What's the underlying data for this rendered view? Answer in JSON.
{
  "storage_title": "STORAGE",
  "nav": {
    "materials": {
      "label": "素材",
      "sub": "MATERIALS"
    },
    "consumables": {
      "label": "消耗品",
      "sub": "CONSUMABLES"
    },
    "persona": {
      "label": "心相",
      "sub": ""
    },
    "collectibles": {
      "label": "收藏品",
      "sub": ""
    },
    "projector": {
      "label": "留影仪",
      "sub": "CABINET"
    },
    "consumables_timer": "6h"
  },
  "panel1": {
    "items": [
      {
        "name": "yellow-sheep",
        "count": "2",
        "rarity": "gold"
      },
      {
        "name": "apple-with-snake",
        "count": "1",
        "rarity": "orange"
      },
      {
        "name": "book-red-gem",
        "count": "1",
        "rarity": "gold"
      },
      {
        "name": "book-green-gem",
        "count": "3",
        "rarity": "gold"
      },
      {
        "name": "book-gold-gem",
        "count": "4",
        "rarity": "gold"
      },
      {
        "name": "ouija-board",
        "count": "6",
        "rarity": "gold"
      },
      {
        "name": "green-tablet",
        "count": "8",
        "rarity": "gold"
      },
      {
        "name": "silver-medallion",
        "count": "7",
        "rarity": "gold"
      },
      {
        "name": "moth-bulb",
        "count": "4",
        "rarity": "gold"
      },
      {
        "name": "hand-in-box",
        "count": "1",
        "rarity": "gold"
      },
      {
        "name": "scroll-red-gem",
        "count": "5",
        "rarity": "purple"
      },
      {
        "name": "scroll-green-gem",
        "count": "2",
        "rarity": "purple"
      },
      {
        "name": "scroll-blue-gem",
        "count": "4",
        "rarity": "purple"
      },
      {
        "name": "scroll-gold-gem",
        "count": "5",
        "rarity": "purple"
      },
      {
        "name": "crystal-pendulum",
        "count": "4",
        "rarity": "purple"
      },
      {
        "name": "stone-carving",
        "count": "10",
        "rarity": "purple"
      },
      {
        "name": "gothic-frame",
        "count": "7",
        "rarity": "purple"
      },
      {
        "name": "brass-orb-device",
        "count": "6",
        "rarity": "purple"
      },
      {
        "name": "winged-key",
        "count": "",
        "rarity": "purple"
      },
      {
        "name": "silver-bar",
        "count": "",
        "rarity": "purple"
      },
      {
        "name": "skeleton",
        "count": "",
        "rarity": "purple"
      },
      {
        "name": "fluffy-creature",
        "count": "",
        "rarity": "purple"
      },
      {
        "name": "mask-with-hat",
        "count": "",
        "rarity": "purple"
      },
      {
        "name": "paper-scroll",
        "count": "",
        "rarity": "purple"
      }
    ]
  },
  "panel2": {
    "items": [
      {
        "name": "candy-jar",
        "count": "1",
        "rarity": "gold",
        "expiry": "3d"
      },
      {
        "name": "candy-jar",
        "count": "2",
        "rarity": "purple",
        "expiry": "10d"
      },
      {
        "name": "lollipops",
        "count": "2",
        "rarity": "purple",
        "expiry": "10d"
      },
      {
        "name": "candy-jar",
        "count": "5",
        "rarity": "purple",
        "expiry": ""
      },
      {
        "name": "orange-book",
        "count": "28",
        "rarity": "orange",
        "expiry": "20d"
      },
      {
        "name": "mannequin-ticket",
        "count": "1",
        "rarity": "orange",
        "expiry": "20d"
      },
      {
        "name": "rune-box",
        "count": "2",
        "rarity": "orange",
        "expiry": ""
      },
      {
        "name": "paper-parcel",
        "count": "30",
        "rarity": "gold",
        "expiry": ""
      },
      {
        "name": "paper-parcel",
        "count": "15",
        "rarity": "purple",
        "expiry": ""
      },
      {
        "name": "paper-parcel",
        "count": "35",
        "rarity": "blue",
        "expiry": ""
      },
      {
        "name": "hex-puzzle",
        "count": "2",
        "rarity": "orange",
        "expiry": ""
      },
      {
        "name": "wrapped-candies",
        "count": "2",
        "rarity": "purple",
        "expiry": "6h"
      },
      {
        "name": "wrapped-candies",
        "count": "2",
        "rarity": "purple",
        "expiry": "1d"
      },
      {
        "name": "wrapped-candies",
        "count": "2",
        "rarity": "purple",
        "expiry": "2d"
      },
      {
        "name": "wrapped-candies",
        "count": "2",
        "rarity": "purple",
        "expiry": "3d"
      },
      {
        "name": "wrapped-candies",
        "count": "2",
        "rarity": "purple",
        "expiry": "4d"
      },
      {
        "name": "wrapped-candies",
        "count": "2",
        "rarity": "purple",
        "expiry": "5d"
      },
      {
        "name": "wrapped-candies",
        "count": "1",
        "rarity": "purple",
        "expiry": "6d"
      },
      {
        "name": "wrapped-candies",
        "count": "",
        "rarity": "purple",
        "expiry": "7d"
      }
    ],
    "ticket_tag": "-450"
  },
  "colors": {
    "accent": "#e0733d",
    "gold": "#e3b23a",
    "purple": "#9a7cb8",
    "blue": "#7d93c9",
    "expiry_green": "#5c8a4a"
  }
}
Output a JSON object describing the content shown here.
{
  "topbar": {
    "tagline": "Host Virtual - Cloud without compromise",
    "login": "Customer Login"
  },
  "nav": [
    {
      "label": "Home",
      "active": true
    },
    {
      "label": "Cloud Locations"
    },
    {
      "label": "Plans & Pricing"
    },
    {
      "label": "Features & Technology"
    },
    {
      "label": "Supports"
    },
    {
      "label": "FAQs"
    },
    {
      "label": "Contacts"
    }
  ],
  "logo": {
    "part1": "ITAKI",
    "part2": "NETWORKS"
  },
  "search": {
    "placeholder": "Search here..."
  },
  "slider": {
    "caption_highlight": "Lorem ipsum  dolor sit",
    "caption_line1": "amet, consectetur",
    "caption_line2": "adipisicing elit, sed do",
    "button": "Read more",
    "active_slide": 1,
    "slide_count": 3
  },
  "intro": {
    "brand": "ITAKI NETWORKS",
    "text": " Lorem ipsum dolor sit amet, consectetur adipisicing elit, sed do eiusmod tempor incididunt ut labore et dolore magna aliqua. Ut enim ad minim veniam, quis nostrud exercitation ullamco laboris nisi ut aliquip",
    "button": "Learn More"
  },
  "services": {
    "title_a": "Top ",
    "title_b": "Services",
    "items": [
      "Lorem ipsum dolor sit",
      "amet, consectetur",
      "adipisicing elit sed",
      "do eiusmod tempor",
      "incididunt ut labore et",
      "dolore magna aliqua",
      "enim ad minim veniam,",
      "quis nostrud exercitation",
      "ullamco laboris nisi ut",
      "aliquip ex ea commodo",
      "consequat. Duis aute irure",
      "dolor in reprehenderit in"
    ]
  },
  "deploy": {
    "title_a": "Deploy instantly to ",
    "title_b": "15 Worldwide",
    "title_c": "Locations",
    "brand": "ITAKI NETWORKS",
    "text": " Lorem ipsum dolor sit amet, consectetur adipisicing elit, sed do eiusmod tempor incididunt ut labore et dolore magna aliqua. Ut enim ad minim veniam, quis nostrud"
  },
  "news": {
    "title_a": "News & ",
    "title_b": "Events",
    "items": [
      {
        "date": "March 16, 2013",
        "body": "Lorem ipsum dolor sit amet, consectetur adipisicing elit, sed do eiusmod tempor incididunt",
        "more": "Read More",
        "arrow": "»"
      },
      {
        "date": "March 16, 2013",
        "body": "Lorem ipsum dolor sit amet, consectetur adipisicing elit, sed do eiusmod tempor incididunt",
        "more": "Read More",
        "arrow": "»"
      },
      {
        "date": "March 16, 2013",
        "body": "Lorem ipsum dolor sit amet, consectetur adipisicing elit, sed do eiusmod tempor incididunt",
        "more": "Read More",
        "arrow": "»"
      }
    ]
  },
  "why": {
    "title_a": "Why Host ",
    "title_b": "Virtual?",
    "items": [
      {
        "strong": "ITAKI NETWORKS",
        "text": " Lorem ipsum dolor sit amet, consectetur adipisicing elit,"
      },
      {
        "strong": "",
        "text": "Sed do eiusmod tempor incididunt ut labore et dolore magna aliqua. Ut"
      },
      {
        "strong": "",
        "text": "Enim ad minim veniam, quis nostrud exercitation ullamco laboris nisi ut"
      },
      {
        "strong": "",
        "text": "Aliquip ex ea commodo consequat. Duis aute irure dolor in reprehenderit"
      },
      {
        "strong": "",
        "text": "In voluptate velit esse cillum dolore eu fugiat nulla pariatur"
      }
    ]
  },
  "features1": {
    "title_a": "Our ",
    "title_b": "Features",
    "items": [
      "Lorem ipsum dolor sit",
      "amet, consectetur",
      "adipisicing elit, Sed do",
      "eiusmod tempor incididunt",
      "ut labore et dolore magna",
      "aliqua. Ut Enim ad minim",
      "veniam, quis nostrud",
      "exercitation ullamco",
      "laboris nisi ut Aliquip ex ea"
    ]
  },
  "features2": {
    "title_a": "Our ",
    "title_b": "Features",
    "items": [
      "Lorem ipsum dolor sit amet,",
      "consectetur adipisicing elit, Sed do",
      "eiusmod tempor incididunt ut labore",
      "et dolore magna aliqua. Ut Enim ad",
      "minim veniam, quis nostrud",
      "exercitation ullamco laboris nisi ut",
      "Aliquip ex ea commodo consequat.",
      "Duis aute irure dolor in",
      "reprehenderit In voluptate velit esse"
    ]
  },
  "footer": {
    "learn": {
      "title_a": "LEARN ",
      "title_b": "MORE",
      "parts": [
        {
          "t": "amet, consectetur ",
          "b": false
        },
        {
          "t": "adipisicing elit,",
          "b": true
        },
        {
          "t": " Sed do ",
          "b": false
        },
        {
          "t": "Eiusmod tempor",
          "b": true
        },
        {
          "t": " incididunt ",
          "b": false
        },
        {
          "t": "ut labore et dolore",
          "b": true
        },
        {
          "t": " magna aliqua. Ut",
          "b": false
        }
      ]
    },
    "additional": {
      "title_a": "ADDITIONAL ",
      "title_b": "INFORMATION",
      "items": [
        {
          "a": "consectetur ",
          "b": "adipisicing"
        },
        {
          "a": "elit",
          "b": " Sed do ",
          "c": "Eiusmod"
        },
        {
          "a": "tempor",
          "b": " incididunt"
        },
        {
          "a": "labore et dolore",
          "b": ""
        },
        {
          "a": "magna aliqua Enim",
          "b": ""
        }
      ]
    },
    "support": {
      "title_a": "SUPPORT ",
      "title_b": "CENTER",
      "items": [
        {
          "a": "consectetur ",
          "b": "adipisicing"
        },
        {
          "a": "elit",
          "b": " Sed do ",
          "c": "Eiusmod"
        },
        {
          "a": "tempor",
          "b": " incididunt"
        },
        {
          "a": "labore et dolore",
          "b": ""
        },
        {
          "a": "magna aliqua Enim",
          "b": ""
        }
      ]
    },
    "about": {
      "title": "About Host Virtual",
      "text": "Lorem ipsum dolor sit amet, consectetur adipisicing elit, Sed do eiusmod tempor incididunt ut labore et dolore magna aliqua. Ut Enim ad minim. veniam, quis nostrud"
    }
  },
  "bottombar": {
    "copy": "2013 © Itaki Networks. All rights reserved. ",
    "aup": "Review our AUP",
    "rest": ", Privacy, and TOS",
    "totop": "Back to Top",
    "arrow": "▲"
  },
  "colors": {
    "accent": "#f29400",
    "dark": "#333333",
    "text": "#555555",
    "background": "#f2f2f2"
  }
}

======

[EXERCISE GOAL]: Lines holding the word "reprehenderit" in the entries above are the ones to pull out. Copy them all.

[RESULT OF THE TASK]:
      "dolor in reprehenderit in"
        "text": "Aliquip ex ea commodo consequat. Duis aute irure dolor in reprehenderit"
      "reprehenderit In voluptate velit esse"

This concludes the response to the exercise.